# DATA EXCERPTS start

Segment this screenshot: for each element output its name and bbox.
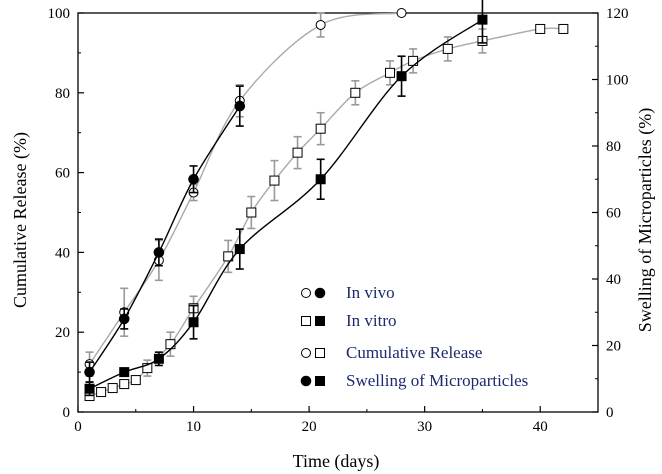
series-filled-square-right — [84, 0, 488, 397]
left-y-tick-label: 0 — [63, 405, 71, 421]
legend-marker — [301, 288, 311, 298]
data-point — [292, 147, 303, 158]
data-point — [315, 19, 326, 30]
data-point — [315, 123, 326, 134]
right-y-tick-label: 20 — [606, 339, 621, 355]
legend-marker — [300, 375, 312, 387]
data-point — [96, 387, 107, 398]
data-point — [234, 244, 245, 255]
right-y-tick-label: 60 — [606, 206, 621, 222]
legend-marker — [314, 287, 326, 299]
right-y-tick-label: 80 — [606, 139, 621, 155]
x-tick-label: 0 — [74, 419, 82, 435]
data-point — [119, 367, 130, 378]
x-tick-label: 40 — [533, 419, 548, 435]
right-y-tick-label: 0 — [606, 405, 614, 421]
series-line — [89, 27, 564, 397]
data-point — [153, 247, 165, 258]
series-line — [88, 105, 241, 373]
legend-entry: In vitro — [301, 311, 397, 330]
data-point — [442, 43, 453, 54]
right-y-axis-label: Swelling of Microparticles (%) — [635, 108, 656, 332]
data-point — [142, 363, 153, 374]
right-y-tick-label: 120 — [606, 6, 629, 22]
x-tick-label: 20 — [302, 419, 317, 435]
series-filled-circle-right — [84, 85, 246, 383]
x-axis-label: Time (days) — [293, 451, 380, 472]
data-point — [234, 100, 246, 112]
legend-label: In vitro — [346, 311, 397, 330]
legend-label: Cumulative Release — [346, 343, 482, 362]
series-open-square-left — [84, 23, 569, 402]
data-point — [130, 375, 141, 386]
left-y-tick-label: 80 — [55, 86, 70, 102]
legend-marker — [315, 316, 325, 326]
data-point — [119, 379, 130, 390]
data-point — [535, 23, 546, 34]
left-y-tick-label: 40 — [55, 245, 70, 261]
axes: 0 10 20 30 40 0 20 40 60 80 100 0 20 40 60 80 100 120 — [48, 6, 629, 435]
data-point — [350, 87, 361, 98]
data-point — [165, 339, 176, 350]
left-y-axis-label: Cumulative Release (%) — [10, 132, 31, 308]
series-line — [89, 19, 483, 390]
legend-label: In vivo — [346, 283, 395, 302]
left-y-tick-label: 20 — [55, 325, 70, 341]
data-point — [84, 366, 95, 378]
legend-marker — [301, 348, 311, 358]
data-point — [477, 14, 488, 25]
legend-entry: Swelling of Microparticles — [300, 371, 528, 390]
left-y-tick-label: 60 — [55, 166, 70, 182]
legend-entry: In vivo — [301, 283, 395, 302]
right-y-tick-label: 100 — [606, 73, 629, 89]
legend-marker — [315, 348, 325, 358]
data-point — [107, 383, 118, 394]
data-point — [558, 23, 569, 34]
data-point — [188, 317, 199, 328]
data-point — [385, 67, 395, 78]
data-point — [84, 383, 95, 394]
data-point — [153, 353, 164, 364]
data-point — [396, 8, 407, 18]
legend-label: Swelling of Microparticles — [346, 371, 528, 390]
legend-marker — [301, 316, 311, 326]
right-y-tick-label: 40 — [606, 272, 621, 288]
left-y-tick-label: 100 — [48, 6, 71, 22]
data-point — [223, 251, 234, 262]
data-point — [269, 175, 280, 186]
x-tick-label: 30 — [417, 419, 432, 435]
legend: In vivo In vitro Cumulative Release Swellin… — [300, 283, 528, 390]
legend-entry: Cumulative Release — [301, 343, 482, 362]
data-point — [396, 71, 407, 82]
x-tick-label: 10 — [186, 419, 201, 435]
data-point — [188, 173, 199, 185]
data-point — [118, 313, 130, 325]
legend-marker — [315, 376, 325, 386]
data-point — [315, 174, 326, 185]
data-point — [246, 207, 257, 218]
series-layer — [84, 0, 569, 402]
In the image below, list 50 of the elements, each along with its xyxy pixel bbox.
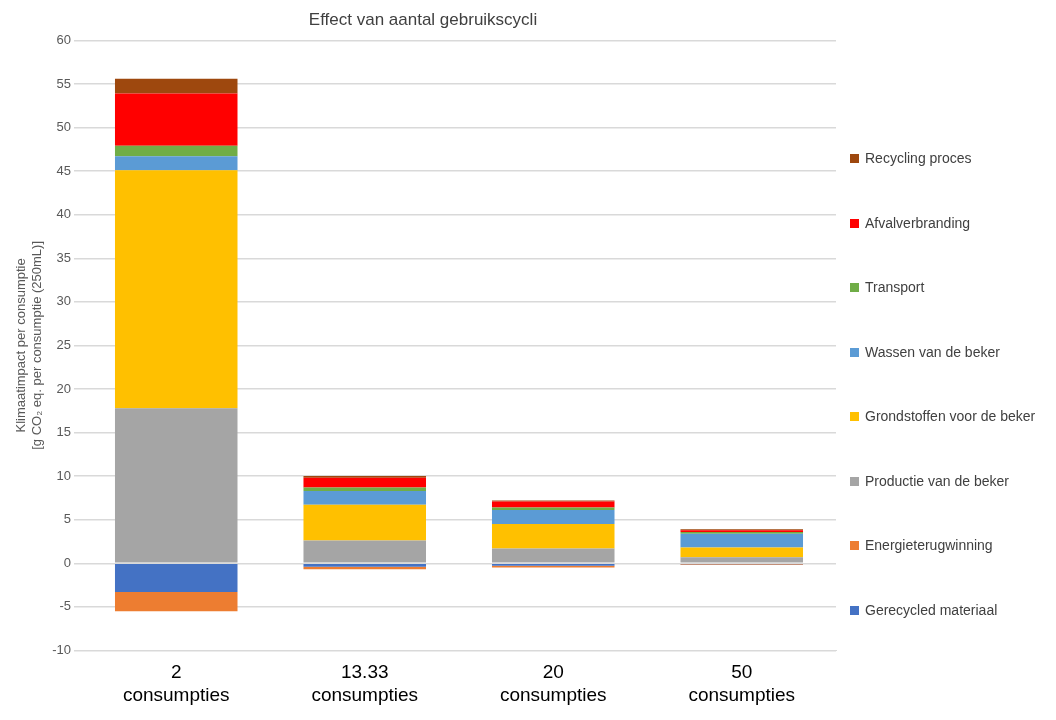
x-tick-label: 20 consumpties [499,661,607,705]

# DATA EXCERPTS end

• DIRECTION
Rewrite all of the material above with every occurrence of "data-point" changed to "plotted-point" and everything else left as it is. Omit the pictures from your answer.

• ANSWER BELOW
Segment this screenshot: for each element output its name and bbox.
series-filled-square-right — [84, 0, 488, 397]
left-y-tick-label: 0 — [63, 405, 71, 421]
legend-marker — [301, 288, 311, 298]
plotted-point — [292, 147, 303, 158]
plotted-point — [315, 19, 326, 30]
plotted-point — [315, 123, 326, 134]
right-y-tick-label: 20 — [606, 339, 621, 355]
legend-marker — [300, 375, 312, 387]
plotted-point — [96, 387, 107, 398]
plotted-point — [234, 244, 245, 255]
right-y-tick-label: 60 — [606, 206, 621, 222]
legend-marker — [314, 287, 326, 299]
right-y-tick-label: 80 — [606, 139, 621, 155]
x-tick-label: 0 — [74, 419, 82, 435]
plotted-point — [119, 367, 130, 378]
x-tick-label: 40 — [533, 419, 548, 435]
right-y-tick-label: 0 — [606, 405, 614, 421]
series-line — [89, 27, 564, 397]
plotted-point — [153, 247, 165, 258]
series-line — [88, 105, 241, 373]
legend-entry: In vitro — [301, 311, 397, 330]
plotted-point — [442, 43, 453, 54]
right-y-axis-label: Swelling of Microparticles (%) — [635, 108, 656, 332]
plotted-point — [142, 363, 153, 374]
right-y-tick-label: 120 — [606, 6, 629, 22]
x-tick-label: 20 — [302, 419, 317, 435]
series-filled-circle-right — [84, 85, 246, 383]
x-axis-label: Time (days) — [293, 451, 380, 472]
plotted-point — [234, 100, 246, 112]
legend-label: In vitro — [346, 311, 397, 330]
legend-label: Cumulative Release — [346, 343, 482, 362]
series-open-square-left — [84, 23, 569, 402]
plotted-point — [130, 375, 141, 386]
left-y-tick-label: 80 — [55, 86, 70, 102]
legend-marker — [315, 316, 325, 326]
plotted-point — [119, 379, 130, 390]
plotted-point — [535, 23, 546, 34]
left-y-tick-label: 40 — [55, 245, 70, 261]
axes: 0 10 20 30 40 0 20 40 60 80 100 0 20 40 60 80 100 120 — [48, 6, 629, 435]
plotted-point — [350, 87, 361, 98]
plotted-point — [165, 339, 176, 350]
left-y-axis-label: Cumulative Release (%) — [10, 132, 31, 308]
series-line — [89, 19, 483, 390]
legend-label: In vivo — [346, 283, 395, 302]
left-y-tick-label: 20 — [55, 325, 70, 341]
plotted-point — [84, 366, 95, 378]
legend-marker — [301, 348, 311, 358]
plotted-point — [477, 14, 488, 25]
legend-entry: Swelling of Microparticles — [300, 371, 528, 390]
left-y-tick-label: 60 — [55, 166, 70, 182]
legend-entry: In vivo — [301, 283, 395, 302]
right-y-tick-label: 100 — [606, 73, 629, 89]
legend-marker — [315, 348, 325, 358]
plotted-point — [107, 383, 118, 394]
plotted-point — [558, 23, 569, 34]
plotted-point — [188, 317, 199, 328]
plotted-point — [385, 67, 395, 78]
plotted-point — [84, 383, 95, 394]
plotted-point — [153, 353, 164, 364]
plotted-point — [396, 8, 407, 18]
legend-label: Swelling of Microparticles — [346, 371, 528, 390]
legend-marker — [301, 316, 311, 326]
right-y-tick-label: 40 — [606, 272, 621, 288]
left-y-tick-label: 100 — [48, 6, 71, 22]
plotted-point — [223, 251, 234, 262]
plotted-point — [269, 175, 280, 186]
x-tick-label: 30 — [417, 419, 432, 435]
legend: In vivo In vitro Cumulative Release Swellin… — [300, 283, 528, 390]
legend-entry: Cumulative Release — [301, 343, 482, 362]
plotted-point — [396, 71, 407, 82]
x-tick-label: 10 — [186, 419, 201, 435]
plotted-point — [188, 173, 199, 185]
plotted-point — [118, 313, 130, 325]
legend-marker — [315, 376, 325, 386]
plotted-point — [315, 174, 326, 185]
plotted-point — [246, 207, 257, 218]
series-layer — [84, 0, 569, 402]
In the image below, list 50 of the elements, each along with its xyxy pixel bbox.
x-tick-label: 20 consumpties [499,661,607,705]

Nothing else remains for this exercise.